Exercise: Find all lines in the listing that include the word "sich", then copy them.
● ● ● ●
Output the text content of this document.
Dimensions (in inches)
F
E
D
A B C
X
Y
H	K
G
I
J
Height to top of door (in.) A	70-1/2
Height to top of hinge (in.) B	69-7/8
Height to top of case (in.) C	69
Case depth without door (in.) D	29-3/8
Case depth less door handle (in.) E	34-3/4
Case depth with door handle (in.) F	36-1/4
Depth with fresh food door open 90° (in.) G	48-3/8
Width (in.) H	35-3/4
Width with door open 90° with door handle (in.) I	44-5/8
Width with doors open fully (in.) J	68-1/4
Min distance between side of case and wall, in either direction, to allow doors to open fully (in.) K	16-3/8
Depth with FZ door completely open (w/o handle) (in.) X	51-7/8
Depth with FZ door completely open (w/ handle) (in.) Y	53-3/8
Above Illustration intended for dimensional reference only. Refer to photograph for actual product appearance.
● ● ● ●
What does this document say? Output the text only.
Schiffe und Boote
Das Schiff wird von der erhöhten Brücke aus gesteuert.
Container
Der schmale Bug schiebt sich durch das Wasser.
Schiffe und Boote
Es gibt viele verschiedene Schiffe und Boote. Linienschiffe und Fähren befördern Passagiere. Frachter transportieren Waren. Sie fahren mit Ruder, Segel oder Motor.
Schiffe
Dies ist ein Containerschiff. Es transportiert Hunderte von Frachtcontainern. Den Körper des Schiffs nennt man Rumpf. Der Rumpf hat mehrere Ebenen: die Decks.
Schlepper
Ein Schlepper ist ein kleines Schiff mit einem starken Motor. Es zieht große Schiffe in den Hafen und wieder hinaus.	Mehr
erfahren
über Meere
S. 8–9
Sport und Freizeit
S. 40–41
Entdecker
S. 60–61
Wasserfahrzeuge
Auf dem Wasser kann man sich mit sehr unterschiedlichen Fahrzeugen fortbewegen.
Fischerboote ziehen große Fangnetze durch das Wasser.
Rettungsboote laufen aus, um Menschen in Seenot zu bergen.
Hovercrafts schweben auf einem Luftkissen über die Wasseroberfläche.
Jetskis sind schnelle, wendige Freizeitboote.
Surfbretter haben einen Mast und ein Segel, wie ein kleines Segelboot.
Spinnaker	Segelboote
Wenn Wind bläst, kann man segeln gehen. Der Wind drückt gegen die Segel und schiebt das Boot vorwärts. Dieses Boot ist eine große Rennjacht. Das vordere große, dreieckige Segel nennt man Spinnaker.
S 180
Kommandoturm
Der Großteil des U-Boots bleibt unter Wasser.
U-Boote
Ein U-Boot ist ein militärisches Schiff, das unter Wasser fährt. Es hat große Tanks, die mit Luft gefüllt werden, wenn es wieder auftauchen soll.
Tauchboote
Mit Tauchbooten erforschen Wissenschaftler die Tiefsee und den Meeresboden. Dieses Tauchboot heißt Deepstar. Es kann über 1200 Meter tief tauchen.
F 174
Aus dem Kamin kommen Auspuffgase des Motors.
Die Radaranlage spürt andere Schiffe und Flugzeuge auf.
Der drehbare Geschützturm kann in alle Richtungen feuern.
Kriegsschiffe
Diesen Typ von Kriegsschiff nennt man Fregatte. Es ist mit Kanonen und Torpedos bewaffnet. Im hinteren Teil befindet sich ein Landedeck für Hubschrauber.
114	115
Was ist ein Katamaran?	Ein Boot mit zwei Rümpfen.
● ● ● ●
Exercise solution:
Der schmale Bug schiebt sich durch das Wasser.
Auf dem Wasser kann man sich mit sehr unterschiedlichen Fahrzeugen fortbewegen.
Diesen Typ von Kriegsschiff nennt man Fregatte. Es ist mit Kanonen und Torpedos bewaffnet. Im hinteren Teil befindet sich ein Landedeck für Hubschrauber.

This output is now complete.